Set exercise:
Can you reproduce every line of the entries below word for word, leaving out the pictures?

Stored rows:

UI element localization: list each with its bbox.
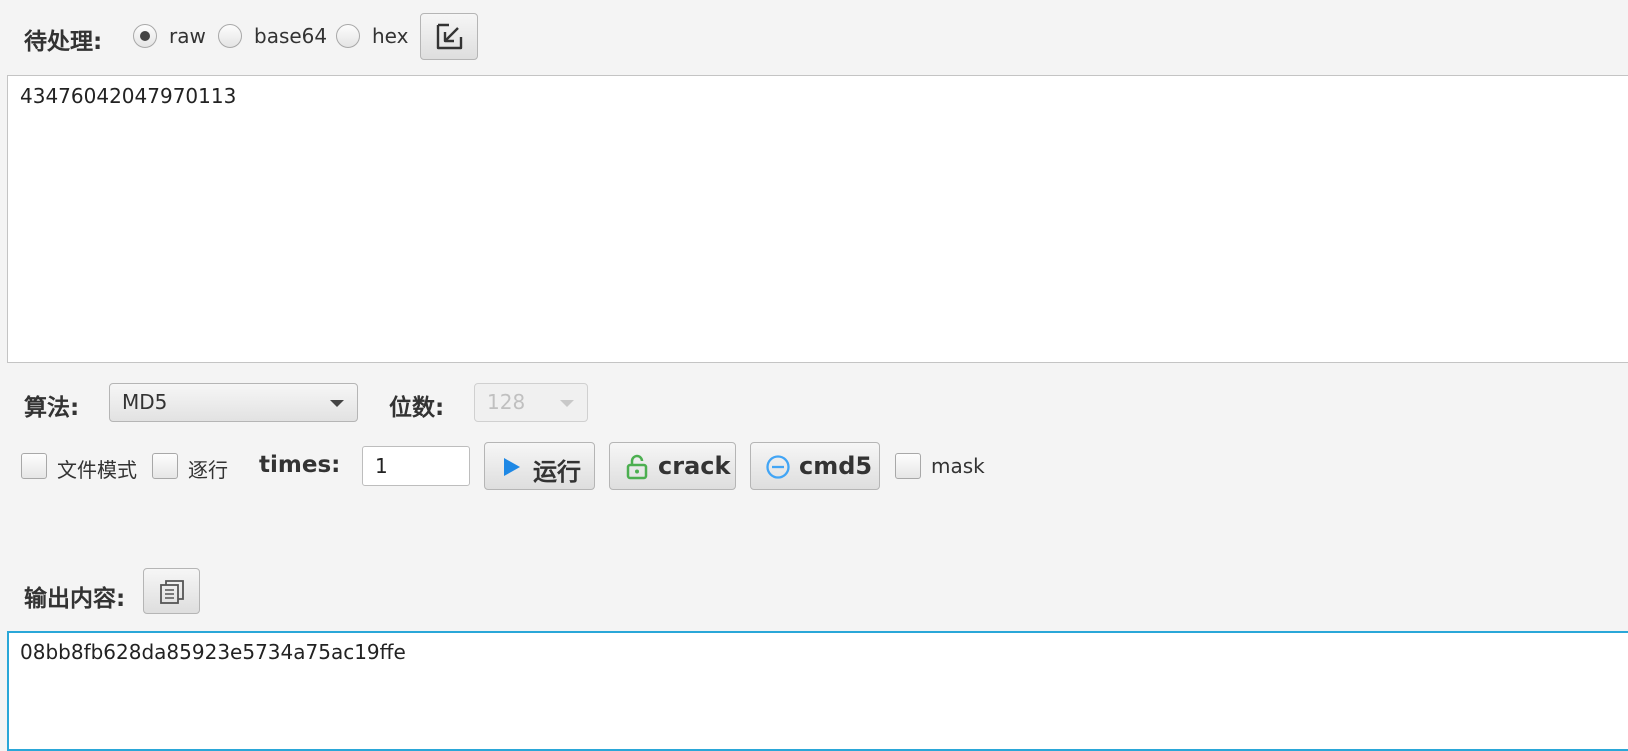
copy-button[interactable] — [143, 568, 200, 614]
radio-raw-label[interactable]: raw — [169, 24, 206, 48]
copy-icon — [160, 580, 184, 604]
times-label: times: — [259, 452, 341, 478]
run-button[interactable]: 运行 — [484, 442, 595, 490]
mask-label[interactable]: mask — [931, 454, 985, 478]
unlock-icon — [626, 454, 648, 480]
line-by-line-label[interactable]: 逐行 — [188, 454, 228, 483]
cmd5-label: cmd5 — [799, 452, 873, 480]
import-button[interactable] — [420, 13, 478, 60]
radio-selected-dot — [140, 31, 150, 41]
file-mode-checkbox[interactable] — [21, 453, 47, 479]
chevron-down-icon — [330, 400, 344, 407]
file-mode-label[interactable]: 文件模式 — [57, 454, 137, 483]
cmd5-button[interactable]: cmd5 — [750, 442, 880, 490]
bits-select[interactable]: 128 — [474, 383, 588, 422]
crack-label: crack — [658, 452, 731, 480]
mask-checkbox[interactable] — [895, 453, 921, 479]
algorithm-select[interactable]: MD5 — [109, 383, 358, 422]
play-icon — [504, 458, 520, 476]
radio-base64[interactable] — [218, 24, 242, 48]
run-label: 运行 — [533, 458, 581, 486]
input-section-label: 待处理: — [24, 29, 103, 55]
arrow-down-left-icon — [436, 23, 463, 50]
output-section-label: 输出内容: — [24, 586, 126, 612]
cmd5-icon — [766, 455, 790, 479]
times-value: 1 — [375, 454, 388, 478]
radio-base64-label[interactable]: base64 — [254, 24, 327, 48]
bits-value: 128 — [487, 390, 526, 414]
radio-hex-label[interactable]: hex — [372, 24, 408, 48]
chevron-down-icon — [560, 400, 574, 407]
radio-raw[interactable] — [133, 24, 157, 48]
output-textarea[interactable]: 08bb8fb628da85923e5734a75ac19ffe — [7, 631, 1628, 751]
line-by-line-checkbox[interactable] — [152, 453, 178, 479]
input-text: 43476042047970113 — [20, 84, 237, 108]
algorithm-label: 算法: — [24, 395, 80, 421]
times-input[interactable]: 1 — [362, 446, 470, 486]
radio-hex[interactable] — [336, 24, 360, 48]
crack-button[interactable]: crack — [609, 442, 736, 490]
output-text: 08bb8fb628da85923e5734a75ac19ffe — [20, 640, 406, 664]
input-textarea[interactable]: 43476042047970113 — [7, 75, 1628, 363]
bits-label: 位数: — [389, 395, 445, 421]
algorithm-value: MD5 — [122, 390, 168, 414]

Written solution:
UI element localization: list each with its bbox.
copy-button[interactable] — [143, 568, 200, 614]
radio-raw-label[interactable]: raw — [169, 24, 206, 48]
copy-icon — [160, 580, 184, 604]
times-label: times: — [259, 452, 341, 478]
run-button[interactable]: 运行 — [484, 442, 595, 490]
mask-label[interactable]: mask — [931, 454, 985, 478]
unlock-icon — [626, 454, 648, 480]
line-by-line-label[interactable]: 逐行 — [188, 454, 228, 483]
cmd5-label: cmd5 — [799, 452, 873, 480]
import-button[interactable] — [420, 13, 478, 60]
radio-selected-dot — [140, 31, 150, 41]
file-mode-checkbox[interactable] — [21, 453, 47, 479]
chevron-down-icon — [330, 400, 344, 407]
file-mode-label[interactable]: 文件模式 — [57, 454, 137, 483]
cmd5-button[interactable]: cmd5 — [750, 442, 880, 490]
bits-select[interactable]: 128 — [474, 383, 588, 422]
crack-label: crack — [658, 452, 731, 480]
mask-checkbox[interactable] — [895, 453, 921, 479]
algorithm-select[interactable]: MD5 — [109, 383, 358, 422]
play-icon — [504, 458, 520, 476]
radio-base64[interactable] — [218, 24, 242, 48]
run-label: 运行 — [533, 458, 581, 486]
input-section-label: 待处理: — [24, 29, 103, 55]
arrow-down-left-icon — [436, 23, 463, 50]
output-section-label: 输出内容: — [24, 586, 126, 612]
cmd5-icon — [766, 455, 790, 479]
times-value: 1 — [375, 454, 388, 478]
radio-base64-label[interactable]: base64 — [254, 24, 327, 48]
bits-value: 128 — [487, 390, 526, 414]
radio-hex-label[interactable]: hex — [372, 24, 408, 48]
chevron-down-icon — [560, 400, 574, 407]
radio-raw[interactable] — [133, 24, 157, 48]
output-textarea[interactable]: 08bb8fb628da85923e5734a75ac19ffe — [7, 631, 1628, 751]
line-by-line-checkbox[interactable] — [152, 453, 178, 479]
input-text: 43476042047970113 — [20, 84, 237, 108]
algorithm-label: 算法: — [24, 395, 80, 421]
times-input[interactable]: 1 — [362, 446, 470, 486]
radio-hex[interactable] — [336, 24, 360, 48]
crack-button[interactable]: crack — [609, 442, 736, 490]
output-text: 08bb8fb628da85923e5734a75ac19ffe — [20, 640, 406, 664]
input-textarea[interactable]: 43476042047970113 — [7, 75, 1628, 363]
bits-label: 位数: — [389, 395, 445, 421]
algorithm-value: MD5 — [122, 390, 168, 414]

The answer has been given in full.